(Layout records)
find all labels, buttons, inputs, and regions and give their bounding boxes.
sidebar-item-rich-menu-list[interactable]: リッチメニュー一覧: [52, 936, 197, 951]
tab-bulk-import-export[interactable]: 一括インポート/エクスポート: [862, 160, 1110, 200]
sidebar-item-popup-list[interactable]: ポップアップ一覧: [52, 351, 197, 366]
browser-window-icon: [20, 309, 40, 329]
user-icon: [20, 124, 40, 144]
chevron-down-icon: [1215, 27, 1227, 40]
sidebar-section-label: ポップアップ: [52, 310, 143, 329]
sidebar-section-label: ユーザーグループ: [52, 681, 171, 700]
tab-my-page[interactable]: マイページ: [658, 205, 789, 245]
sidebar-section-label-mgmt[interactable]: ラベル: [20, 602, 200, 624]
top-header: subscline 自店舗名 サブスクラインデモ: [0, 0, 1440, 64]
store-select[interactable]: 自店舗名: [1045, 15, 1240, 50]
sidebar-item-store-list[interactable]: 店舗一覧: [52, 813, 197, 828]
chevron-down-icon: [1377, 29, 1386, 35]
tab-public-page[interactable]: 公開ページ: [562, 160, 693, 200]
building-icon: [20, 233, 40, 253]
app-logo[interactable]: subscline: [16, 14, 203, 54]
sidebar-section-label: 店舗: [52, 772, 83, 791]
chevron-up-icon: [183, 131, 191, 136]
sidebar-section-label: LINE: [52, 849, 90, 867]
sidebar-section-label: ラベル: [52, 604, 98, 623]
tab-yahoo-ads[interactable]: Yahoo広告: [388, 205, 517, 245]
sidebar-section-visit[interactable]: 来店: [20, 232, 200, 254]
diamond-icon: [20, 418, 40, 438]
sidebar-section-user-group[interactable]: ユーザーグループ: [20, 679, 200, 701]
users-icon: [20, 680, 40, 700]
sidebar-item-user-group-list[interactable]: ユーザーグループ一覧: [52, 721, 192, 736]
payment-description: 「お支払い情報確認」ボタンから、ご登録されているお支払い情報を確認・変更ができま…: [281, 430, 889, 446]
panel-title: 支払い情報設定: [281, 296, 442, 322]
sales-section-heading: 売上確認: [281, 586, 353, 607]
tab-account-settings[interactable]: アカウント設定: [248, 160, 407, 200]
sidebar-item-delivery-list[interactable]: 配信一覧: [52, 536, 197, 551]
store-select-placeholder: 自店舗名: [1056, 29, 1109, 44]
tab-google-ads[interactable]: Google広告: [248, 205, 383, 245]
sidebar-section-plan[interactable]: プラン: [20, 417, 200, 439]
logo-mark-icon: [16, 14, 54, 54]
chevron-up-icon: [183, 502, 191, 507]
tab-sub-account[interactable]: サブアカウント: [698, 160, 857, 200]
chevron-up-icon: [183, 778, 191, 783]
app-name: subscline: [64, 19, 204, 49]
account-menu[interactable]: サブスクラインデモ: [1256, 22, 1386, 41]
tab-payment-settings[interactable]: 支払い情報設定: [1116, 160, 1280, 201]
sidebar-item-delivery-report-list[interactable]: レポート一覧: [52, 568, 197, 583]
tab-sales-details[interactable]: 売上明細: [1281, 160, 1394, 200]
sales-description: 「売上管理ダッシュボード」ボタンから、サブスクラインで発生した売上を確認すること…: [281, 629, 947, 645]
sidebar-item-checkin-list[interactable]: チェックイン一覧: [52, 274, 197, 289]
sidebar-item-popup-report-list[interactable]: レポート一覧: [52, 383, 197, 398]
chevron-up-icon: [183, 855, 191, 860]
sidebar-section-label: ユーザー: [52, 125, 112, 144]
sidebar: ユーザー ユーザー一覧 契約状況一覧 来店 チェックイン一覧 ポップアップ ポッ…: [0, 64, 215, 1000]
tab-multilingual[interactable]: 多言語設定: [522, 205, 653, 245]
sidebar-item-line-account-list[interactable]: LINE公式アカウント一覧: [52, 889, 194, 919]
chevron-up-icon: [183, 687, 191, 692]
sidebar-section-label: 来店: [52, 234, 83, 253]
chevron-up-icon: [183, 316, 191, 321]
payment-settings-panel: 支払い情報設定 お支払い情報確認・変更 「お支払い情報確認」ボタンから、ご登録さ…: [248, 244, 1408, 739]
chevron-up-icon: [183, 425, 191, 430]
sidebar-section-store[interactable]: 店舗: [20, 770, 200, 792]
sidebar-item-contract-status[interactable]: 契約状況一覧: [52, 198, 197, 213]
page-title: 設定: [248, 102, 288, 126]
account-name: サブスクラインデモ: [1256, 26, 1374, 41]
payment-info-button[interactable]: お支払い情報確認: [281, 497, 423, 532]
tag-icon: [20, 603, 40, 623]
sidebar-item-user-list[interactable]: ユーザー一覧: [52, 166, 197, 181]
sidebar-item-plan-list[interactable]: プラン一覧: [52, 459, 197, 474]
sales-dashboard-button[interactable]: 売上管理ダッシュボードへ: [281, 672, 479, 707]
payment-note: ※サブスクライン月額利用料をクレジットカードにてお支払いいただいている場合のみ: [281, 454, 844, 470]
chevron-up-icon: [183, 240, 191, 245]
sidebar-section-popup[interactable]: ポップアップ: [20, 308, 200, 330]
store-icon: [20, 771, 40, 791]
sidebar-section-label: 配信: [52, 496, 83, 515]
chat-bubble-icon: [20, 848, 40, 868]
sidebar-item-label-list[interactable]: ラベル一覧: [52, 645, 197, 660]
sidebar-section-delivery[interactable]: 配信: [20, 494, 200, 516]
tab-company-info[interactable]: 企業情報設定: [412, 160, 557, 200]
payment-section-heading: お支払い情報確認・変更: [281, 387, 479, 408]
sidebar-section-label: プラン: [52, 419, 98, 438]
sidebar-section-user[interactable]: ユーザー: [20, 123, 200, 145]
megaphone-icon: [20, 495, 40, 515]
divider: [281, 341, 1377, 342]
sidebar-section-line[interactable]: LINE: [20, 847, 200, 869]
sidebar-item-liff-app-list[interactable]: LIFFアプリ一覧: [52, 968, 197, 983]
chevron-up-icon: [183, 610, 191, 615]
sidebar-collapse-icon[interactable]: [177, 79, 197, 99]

• **Task goal**:
Lay out as a numbered list the lines from the start of the records through the line containing "browser-window-icon: [20, 309, 40, 329]", leaving out any blank lines.

• **Solved problem**:
1. find all labels, buttons, inputs, and regions and give their bounding boxes.
2. sidebar-item-rich-menu-list[interactable]: リッチメニュー一覧: [52, 936, 197, 951]
3. tab-bulk-import-export[interactable]: 一括インポート/エクスポート: [862, 160, 1110, 200]
4. sidebar-item-popup-list[interactable]: ポップアップ一覧: [52, 351, 197, 366]
5. browser-window-icon: [20, 309, 40, 329]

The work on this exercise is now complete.